## start Supplied material
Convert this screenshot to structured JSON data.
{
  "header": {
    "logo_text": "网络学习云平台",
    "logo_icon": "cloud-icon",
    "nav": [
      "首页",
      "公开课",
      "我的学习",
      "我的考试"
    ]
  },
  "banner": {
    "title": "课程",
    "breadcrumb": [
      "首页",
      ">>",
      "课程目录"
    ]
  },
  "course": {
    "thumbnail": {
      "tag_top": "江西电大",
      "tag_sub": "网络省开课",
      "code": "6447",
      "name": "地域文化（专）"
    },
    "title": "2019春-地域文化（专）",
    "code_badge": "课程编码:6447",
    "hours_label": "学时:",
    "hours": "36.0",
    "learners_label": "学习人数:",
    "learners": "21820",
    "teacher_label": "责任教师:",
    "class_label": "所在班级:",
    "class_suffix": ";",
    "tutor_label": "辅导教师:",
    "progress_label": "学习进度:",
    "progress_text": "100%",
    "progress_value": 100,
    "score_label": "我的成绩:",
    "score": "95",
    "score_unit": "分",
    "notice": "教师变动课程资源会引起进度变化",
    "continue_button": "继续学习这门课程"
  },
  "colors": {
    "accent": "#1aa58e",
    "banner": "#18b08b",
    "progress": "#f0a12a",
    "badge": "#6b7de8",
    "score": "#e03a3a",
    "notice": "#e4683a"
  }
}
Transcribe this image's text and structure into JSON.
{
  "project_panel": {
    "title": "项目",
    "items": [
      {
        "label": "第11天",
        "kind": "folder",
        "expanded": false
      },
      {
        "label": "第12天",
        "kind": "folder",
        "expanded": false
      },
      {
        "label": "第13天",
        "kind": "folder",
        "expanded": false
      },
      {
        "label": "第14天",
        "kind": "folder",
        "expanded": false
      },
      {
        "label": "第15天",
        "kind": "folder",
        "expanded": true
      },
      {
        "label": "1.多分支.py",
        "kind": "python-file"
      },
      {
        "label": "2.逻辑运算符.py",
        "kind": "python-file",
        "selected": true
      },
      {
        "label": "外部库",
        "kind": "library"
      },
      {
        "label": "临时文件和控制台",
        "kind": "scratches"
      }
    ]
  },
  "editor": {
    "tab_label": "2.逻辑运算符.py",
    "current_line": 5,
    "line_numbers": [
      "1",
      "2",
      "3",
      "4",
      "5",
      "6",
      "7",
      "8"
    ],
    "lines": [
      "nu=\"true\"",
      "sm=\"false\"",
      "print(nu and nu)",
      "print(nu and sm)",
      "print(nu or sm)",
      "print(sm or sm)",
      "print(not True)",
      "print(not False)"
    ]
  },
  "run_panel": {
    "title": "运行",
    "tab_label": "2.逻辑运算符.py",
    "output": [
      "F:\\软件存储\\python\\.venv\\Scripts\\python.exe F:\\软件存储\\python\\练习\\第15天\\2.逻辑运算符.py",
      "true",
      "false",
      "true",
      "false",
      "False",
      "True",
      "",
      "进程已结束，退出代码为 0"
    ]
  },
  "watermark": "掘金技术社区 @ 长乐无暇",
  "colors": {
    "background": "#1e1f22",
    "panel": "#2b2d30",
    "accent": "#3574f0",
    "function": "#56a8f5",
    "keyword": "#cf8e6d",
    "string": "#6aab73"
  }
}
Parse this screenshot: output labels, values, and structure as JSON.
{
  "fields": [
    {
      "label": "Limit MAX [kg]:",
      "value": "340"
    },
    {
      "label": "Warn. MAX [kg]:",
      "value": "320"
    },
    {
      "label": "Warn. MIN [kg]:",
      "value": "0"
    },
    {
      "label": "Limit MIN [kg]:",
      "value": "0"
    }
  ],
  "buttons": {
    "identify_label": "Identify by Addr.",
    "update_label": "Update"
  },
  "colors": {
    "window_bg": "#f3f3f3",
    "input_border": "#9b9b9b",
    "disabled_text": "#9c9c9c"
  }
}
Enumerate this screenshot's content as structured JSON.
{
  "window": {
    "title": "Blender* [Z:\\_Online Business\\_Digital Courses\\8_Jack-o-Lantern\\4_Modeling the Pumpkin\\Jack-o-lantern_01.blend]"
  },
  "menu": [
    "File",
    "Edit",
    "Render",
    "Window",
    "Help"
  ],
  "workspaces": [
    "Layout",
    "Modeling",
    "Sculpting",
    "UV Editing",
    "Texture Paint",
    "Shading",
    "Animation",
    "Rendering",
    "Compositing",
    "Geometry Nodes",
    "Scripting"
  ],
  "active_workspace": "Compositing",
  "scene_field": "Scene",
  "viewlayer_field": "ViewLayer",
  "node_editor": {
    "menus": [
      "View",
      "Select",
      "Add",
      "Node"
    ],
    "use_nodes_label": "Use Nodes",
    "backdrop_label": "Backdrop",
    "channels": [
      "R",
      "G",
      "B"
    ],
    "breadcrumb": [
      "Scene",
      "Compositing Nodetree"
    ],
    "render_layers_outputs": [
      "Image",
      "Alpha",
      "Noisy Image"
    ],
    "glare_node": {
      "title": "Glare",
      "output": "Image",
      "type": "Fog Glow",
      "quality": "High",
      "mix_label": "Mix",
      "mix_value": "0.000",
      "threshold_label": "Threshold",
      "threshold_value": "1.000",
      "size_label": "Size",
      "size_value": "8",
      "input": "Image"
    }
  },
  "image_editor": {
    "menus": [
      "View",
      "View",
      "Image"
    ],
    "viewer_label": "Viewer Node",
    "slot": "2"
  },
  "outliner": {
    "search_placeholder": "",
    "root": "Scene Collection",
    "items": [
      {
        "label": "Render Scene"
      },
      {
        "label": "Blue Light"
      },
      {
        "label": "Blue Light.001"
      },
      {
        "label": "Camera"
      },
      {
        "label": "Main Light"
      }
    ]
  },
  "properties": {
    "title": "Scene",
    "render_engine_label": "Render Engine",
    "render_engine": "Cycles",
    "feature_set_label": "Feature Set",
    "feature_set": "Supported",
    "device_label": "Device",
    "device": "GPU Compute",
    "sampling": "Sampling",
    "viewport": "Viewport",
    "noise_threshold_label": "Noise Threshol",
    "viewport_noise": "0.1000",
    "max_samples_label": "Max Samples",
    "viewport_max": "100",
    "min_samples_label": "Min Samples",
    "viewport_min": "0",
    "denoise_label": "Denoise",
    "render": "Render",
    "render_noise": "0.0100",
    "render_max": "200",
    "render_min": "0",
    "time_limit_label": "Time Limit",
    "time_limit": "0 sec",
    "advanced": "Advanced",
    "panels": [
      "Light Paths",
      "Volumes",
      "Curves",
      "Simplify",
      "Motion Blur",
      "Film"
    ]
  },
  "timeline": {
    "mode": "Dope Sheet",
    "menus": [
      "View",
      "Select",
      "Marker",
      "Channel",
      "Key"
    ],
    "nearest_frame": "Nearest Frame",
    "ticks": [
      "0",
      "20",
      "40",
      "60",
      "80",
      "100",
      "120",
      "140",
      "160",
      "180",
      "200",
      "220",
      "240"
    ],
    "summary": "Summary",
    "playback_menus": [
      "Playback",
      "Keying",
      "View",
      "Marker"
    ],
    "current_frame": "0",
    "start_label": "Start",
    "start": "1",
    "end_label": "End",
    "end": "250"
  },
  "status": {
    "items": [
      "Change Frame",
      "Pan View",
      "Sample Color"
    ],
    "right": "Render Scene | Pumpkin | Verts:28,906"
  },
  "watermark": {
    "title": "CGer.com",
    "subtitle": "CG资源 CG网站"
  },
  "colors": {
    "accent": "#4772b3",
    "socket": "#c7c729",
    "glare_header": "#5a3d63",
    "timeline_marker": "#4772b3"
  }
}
## end Supplied material
→ **Written task**
Reproduce the entries above in full, verbatim.

→ **Exercise answer**
Convert this screenshot to structured JSON data.
{
  "header": {
    "logo_text": "网络学习云平台",
    "logo_icon": "cloud-icon",
    "nav": [
      "首页",
      "公开课",
      "我的学习",
      "我的考试"
    ]
  },
  "banner": {
    "title": "课程",
    "breadcrumb": [
      "首页",
      ">>",
      "课程目录"
    ]
  },
  "course": {
    "thumbnail": {
      "tag_top": "江西电大",
      "tag_sub": "网络省开课",
      "code": "6447",
      "name": "地域文化（专）"
    },
    "title": "2019春-地域文化（专）",
    "code_badge": "课程编码:6447",
    "hours_label": "学时:",
    "hours": "36.0",
    "learners_label": "学习人数:",
    "learners": "21820",
    "teacher_label": "责任教师:",
    "class_label": "所在班级:",
    "class_suffix": ";",
    "tutor_label": "辅导教师:",
    "progress_label": "学习进度:",
    "progress_text": "100%",
    "progress_value": 100,
    "score_label": "我的成绩:",
    "score": "95",
    "score_unit": "分",
    "notice": "教师变动课程资源会引起进度变化",
    "continue_button": "继续学习这门课程"
  },
  "colors": {
    "accent": "#1aa58e",
    "banner": "#18b08b",
    "progress": "#f0a12a",
    "badge": "#6b7de8",
    "score": "#e03a3a",
    "notice": "#e4683a"
  }
}
Transcribe this image's text and structure into JSON.
{
  "project_panel": {
    "title": "项目",
    "items": [
      {
        "label": "第11天",
        "kind": "folder",
        "expanded": false
      },
      {
        "label": "第12天",
        "kind": "folder",
        "expanded": false
      },
      {
        "label": "第13天",
        "kind": "folder",
        "expanded": false
      },
      {
        "label": "第14天",
        "kind": "folder",
        "expanded": false
      },
      {
        "label": "第15天",
        "kind": "folder",
        "expanded": true
      },
      {
        "label": "1.多分支.py",
        "kind": "python-file"
      },
      {
        "label": "2.逻辑运算符.py",
        "kind": "python-file",
        "selected": true
      },
      {
        "label": "外部库",
        "kind": "library"
      },
      {
        "label": "临时文件和控制台",
        "kind": "scratches"
      }
    ]
  },
  "editor": {
    "tab_label": "2.逻辑运算符.py",
    "current_line": 5,
    "line_numbers": [
      "1",
      "2",
      "3",
      "4",
      "5",
      "6",
      "7",
      "8"
    ],
    "lines": [
      "nu=\"true\"",
      "sm=\"false\"",
      "print(nu and nu)",
      "print(nu and sm)",
      "print(nu or sm)",
      "print(sm or sm)",
      "print(not True)",
      "print(not False)"
    ]
  },
  "run_panel": {
    "title": "运行",
    "tab_label": "2.逻辑运算符.py",
    "output": [
      "F:\\软件存储\\python\\.venv\\Scripts\\python.exe F:\\软件存储\\python\\练习\\第15天\\2.逻辑运算符.py",
      "true",
      "false",
      "true",
      "false",
      "False",
      "True",
      "",
      "进程已结束，退出代码为 0"
    ]
  },
  "watermark": "掘金技术社区 @ 长乐无暇",
  "colors": {
    "background": "#1e1f22",
    "panel": "#2b2d30",
    "accent": "#3574f0",
    "function": "#56a8f5",
    "keyword": "#cf8e6d",
    "string": "#6aab73"
  }
}
Parse this screenshot: output labels, values, and structure as JSON.
{
  "fields": [
    {
      "label": "Limit MAX [kg]:",
      "value": "340"
    },
    {
      "label": "Warn. MAX [kg]:",
      "value": "320"
    },
    {
      "label": "Warn. MIN [kg]:",
      "value": "0"
    },
    {
      "label": "Limit MIN [kg]:",
      "value": "0"
    }
  ],
  "buttons": {
    "identify_label": "Identify by Addr.",
    "update_label": "Update"
  },
  "colors": {
    "window_bg": "#f3f3f3",
    "input_border": "#9b9b9b",
    "disabled_text": "#9c9c9c"
  }
}
Enumerate this screenshot's content as structured JSON.
{
  "window": {
    "title": "Blender* [Z:\\_Online Business\\_Digital Courses\\8_Jack-o-Lantern\\4_Modeling the Pumpkin\\Jack-o-lantern_01.blend]"
  },
  "menu": [
    "File",
    "Edit",
    "Render",
    "Window",
    "Help"
  ],
  "workspaces": [
    "Layout",
    "Modeling",
    "Sculpting",
    "UV Editing",
    "Texture Paint",
    "Shading",
    "Animation",
    "Rendering",
    "Compositing",
    "Geometry Nodes",
    "Scripting"
  ],
  "active_workspace": "Compositing",
  "scene_field": "Scene",
  "viewlayer_field": "ViewLayer",
  "node_editor": {
    "menus": [
      "View",
      "Select",
      "Add",
      "Node"
    ],
    "use_nodes_label": "Use Nodes",
    "backdrop_label": "Backdrop",
    "channels": [
      "R",
      "G",
      "B"
    ],
    "breadcrumb": [
      "Scene",
      "Compositing Nodetree"
    ],
    "render_layers_outputs": [
      "Image",
      "Alpha",
      "Noisy Image"
    ],
    "glare_node": {
      "title": "Glare",
      "output": "Image",
      "type": "Fog Glow",
      "quality": "High",
      "mix_label": "Mix",
      "mix_value": "0.000",
      "threshold_label": "Threshold",
      "threshold_value": "1.000",
      "size_label": "Size",
      "size_value": "8",
      "input": "Image"
    }
  },
  "image_editor": {
    "menus": [
      "View",
      "View",
      "Image"
    ],
    "viewer_label": "Viewer Node",
    "slot": "2"
  },
  "outliner": {
    "search_placeholder": "",
    "root": "Scene Collection",
    "items": [
      {
        "label": "Render Scene"
      },
      {
        "label": "Blue Light"
      },
      {
        "label": "Blue Light.001"
      },
      {
        "label": "Camera"
      },
      {
        "label": "Main Light"
      }
    ]
  },
  "properties": {
    "title": "Scene",
    "render_engine_label": "Render Engine",
    "render_engine": "Cycles",
    "feature_set_label": "Feature Set",
    "feature_set": "Supported",
    "device_label": "Device",
    "device": "GPU Compute",
    "sampling": "Sampling",
    "viewport": "Viewport",
    "noise_threshold_label": "Noise Threshol",
    "viewport_noise": "0.1000",
    "max_samples_label": "Max Samples",
    "viewport_max": "100",
    "min_samples_label": "Min Samples",
    "viewport_min": "0",
    "denoise_label": "Denoise",
    "render": "Render",
    "render_noise": "0.0100",
    "render_max": "200",
    "render_min": "0",
    "time_limit_label": "Time Limit",
    "time_limit": "0 sec",
    "advanced": "Advanced",
    "panels": [
      "Light Paths",
      "Volumes",
      "Curves",
      "Simplify",
      "Motion Blur",
      "Film"
    ]
  },
  "timeline": {
    "mode": "Dope Sheet",
    "menus": [
      "View",
      "Select",
      "Marker",
      "Channel",
      "Key"
    ],
    "nearest_frame": "Nearest Frame",
    "ticks": [
      "0",
      "20",
      "40",
      "60",
      "80",
      "100",
      "120",
      "140",
      "160",
      "180",
      "200",
      "220",
      "240"
    ],
    "summary": "Summary",
    "playback_menus": [
      "Playback",
      "Keying",
      "View",
      "Marker"
    ],
    "current_frame": "0",
    "start_label": "Start",
    "start": "1",
    "end_label": "End",
    "end": "250"
  },
  "status": {
    "items": [
      "Change Frame",
      "Pan View",
      "Sample Color"
    ],
    "right": "Render Scene | Pumpkin | Verts:28,906"
  },
  "watermark": {
    "title": "CGer.com",
    "subtitle": "CG资源 CG网站"
  },
  "colors": {
    "accent": "#4772b3",
    "socket": "#c7c729",
    "glare_header": "#5a3d63",
    "timeline_marker": "#4772b3"
  }
}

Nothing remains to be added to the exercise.